Start of Record excerpts

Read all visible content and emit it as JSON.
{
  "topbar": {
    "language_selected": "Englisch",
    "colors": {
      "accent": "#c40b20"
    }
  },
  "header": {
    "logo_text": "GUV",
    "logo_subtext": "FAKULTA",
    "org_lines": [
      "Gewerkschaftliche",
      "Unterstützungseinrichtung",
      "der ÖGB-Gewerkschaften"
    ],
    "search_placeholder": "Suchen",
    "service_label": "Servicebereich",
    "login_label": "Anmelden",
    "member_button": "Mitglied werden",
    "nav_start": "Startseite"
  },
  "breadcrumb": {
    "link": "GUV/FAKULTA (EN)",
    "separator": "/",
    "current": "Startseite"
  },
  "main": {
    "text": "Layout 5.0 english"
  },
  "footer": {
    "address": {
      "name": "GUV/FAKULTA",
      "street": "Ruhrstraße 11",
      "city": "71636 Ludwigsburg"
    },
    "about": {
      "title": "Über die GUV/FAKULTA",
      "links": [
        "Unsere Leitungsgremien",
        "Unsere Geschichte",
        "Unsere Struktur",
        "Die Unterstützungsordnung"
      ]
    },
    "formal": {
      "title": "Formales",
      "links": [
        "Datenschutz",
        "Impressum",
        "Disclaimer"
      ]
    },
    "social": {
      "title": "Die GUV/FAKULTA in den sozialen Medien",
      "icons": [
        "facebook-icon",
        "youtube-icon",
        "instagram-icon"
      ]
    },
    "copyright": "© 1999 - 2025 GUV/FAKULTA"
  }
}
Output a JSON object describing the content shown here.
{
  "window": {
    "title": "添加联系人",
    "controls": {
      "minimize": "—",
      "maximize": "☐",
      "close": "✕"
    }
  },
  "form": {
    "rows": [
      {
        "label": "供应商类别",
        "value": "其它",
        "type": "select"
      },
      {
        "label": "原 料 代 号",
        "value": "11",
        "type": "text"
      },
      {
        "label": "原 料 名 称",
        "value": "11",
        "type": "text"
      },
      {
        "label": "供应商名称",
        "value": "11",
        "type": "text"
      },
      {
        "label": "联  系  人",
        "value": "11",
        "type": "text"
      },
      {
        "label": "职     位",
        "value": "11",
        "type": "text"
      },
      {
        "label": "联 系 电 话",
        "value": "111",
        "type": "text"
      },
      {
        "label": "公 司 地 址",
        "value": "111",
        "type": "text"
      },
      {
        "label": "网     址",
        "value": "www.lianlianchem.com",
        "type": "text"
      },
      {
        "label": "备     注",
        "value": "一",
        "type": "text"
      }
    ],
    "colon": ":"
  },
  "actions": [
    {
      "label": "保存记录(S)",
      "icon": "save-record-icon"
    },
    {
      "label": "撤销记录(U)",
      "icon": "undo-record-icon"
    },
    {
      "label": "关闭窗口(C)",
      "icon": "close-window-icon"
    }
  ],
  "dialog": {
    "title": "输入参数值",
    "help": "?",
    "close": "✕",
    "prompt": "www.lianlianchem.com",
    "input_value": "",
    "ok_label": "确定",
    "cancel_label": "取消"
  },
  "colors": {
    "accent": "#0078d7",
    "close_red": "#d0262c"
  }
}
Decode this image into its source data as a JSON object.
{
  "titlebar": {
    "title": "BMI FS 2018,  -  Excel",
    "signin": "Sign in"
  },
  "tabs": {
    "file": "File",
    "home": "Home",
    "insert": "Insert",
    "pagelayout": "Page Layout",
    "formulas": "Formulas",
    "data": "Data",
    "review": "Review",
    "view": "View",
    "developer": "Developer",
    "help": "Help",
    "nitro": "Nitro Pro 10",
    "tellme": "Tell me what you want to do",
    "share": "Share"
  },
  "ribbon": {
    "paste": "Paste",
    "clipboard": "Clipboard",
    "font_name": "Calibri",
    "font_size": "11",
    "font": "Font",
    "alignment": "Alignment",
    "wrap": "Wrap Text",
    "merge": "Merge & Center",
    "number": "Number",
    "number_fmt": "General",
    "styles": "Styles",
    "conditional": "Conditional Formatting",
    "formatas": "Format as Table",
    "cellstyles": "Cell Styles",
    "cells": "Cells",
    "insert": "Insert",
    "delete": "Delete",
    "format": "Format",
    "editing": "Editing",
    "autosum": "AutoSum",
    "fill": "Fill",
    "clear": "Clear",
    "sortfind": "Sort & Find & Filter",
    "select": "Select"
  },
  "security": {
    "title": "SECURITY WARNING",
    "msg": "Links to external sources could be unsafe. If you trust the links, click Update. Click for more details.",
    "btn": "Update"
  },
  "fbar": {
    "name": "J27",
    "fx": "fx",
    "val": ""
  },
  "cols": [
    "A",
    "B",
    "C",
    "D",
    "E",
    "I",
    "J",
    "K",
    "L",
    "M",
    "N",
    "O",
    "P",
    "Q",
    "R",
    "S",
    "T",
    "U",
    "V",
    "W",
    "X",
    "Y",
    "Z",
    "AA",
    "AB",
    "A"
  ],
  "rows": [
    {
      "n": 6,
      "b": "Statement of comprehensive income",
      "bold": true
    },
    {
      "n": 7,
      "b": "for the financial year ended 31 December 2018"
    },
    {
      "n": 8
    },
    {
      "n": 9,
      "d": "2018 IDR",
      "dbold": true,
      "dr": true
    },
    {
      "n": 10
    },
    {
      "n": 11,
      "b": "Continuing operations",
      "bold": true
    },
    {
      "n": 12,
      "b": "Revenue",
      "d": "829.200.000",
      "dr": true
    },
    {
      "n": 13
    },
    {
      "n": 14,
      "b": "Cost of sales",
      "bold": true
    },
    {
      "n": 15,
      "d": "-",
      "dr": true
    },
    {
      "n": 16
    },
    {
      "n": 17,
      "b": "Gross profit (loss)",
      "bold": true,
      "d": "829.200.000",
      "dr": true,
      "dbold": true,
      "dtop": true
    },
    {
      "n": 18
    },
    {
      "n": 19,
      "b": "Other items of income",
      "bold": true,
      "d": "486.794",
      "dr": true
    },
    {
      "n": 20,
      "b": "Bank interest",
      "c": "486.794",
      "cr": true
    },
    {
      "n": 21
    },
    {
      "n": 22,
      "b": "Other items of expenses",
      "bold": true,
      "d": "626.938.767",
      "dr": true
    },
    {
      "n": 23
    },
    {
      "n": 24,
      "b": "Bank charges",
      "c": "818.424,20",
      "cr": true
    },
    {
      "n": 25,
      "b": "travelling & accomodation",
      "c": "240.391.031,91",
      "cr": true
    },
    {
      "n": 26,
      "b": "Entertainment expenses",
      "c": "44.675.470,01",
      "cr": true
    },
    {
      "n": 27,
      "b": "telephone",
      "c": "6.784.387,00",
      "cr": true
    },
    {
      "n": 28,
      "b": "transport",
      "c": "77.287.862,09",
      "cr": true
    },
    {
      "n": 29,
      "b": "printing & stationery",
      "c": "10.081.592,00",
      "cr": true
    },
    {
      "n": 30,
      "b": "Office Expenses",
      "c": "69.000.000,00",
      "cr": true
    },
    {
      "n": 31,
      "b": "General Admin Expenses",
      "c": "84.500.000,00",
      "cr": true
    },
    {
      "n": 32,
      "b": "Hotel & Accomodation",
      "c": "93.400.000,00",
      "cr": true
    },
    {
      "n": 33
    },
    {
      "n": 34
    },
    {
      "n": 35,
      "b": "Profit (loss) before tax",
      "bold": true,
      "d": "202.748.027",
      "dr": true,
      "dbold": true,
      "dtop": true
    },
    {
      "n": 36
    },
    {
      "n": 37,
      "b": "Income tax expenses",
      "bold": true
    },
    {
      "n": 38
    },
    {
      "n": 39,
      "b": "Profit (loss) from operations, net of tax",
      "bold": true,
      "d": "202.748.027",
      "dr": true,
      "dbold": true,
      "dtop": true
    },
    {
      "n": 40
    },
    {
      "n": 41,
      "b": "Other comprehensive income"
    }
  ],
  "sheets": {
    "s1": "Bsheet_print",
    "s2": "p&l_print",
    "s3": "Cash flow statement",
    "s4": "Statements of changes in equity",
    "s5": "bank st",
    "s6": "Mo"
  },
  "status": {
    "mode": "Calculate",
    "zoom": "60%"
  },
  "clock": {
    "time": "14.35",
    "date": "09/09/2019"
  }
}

End of Record excerpts

What you should do:
The required output is the number of lines containing the word "comprehensive", and nothing besides.

Task output:
2